Present every line of the entries below as a numbered list, skipping any blank lines. Leave the pictures out of your answer.

>> begin Data for this task

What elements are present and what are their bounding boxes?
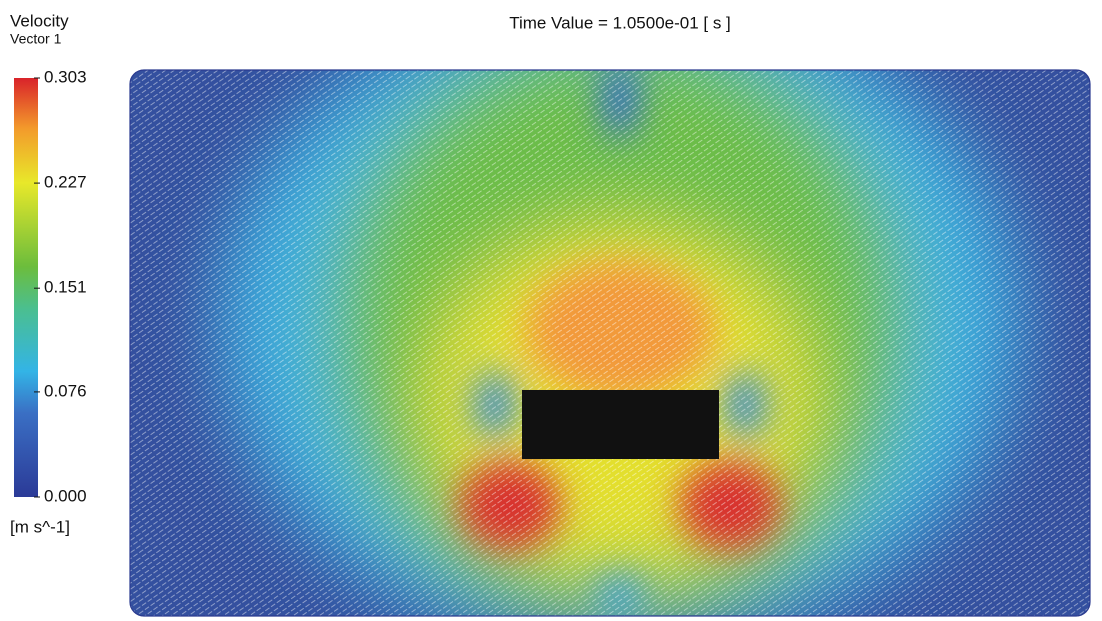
colorbar-tick-label: 0.076 <box>44 381 87 400</box>
obstacle <box>522 390 719 459</box>
legend-subtitle: Vector 1 <box>10 31 62 47</box>
domain-outline <box>129 69 1091 617</box>
colorbar-tick-label: 0.227 <box>44 173 87 192</box>
colorbar-tick-label: 0.303 <box>44 67 87 86</box>
colorbar <box>14 78 38 497</box>
colorbar-tick-label: 0.000 <box>44 486 87 505</box>
time-title: Time Value = 1.0500e-01 [ s ] <box>509 13 731 32</box>
vector-field <box>130 70 1090 616</box>
legend-unit: [m s^-1] <box>10 517 70 536</box>
legend-title: Velocity <box>10 11 69 30</box>
colorbar-ticks: 0.303 0.227 0.151 0.076 0.000 <box>34 67 87 505</box>
colorbar-tick-label: 0.151 <box>44 278 87 297</box>
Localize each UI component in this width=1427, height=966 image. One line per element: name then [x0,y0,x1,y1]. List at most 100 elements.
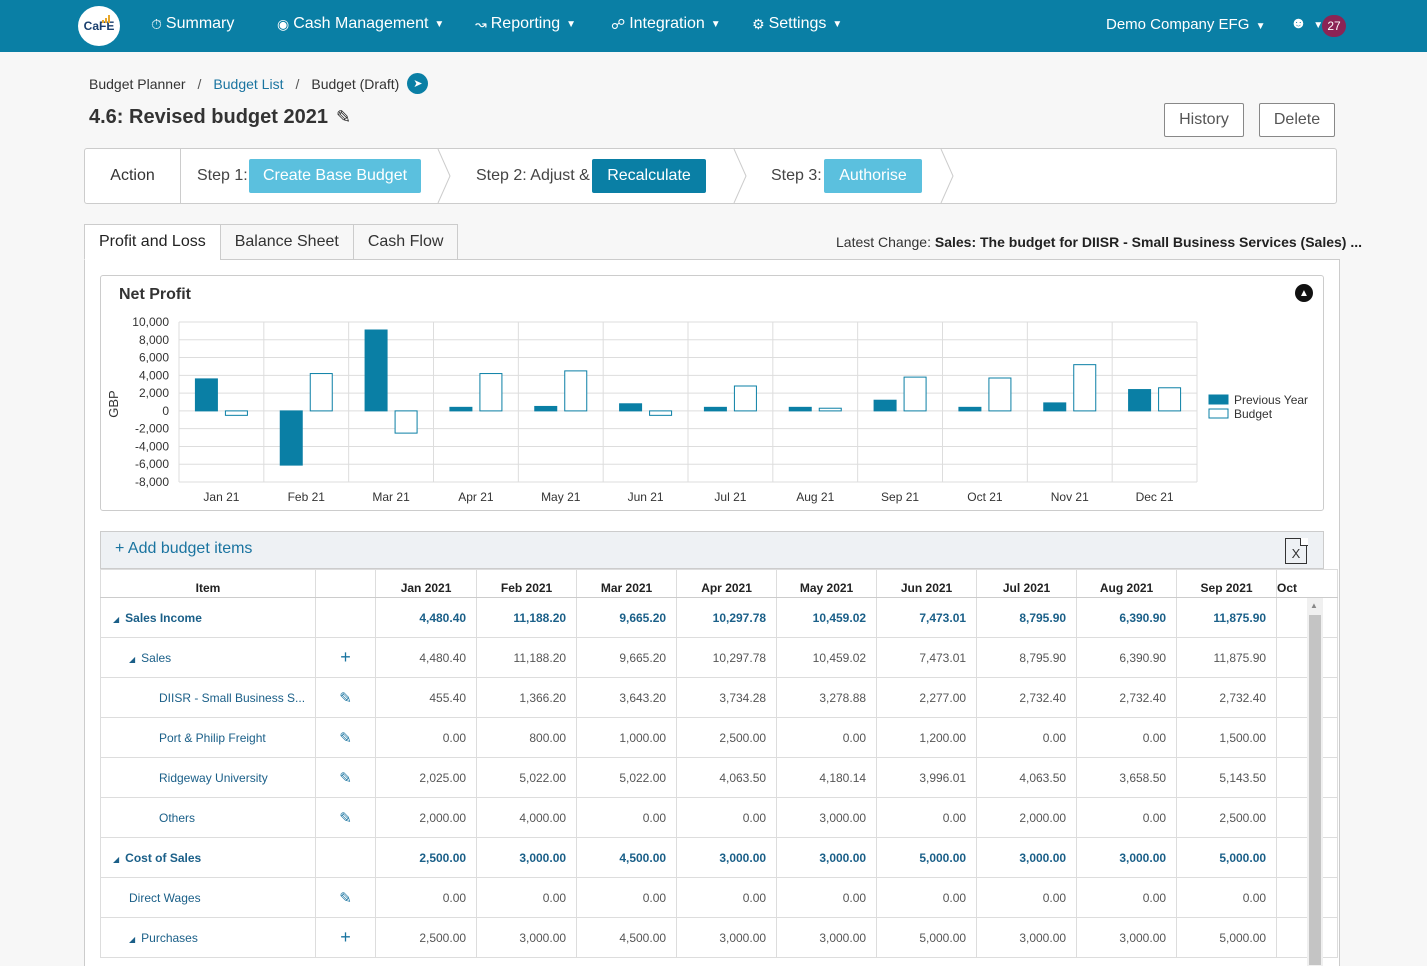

>> end Data for this task

**Answer to this problem**
1. What elements are present and what are their bounding boxes?
2. colorbar-tick-label: 0.076 <box>44 381 87 400</box>
3. obstacle <box>522 390 719 459</box>
4. legend-subtitle: Vector 1 <box>10 31 62 47</box>
5. domain-outline <box>129 69 1091 617</box>
6. colorbar-tick-label: 0.227 <box>44 173 87 192</box>
7. colorbar-tick-label: 0.303 <box>44 67 87 86</box>
8. colorbar <box>14 78 38 497</box>
9. colorbar-tick-label: 0.000 <box>44 486 87 505</box>
10. time-title: Time Value = 1.0500e-01 [ s ] <box>509 13 731 32</box>
11. vector-field <box>130 70 1090 616</box>
12. legend-unit: [m s^-1] <box>10 517 70 536</box>
13. legend-title: Velocity <box>10 11 69 30</box>
14. colorbar-ticks: 0.303 0.227 0.151 0.076 0.000 <box>34 67 87 505</box>
15. colorbar-tick-label: 0.151 <box>44 278 87 297</box>
16. Localize each UI component in this width=1427, height=966 image. One line per element: name then [x0,y0,x1,y1]. List at most 100 elements.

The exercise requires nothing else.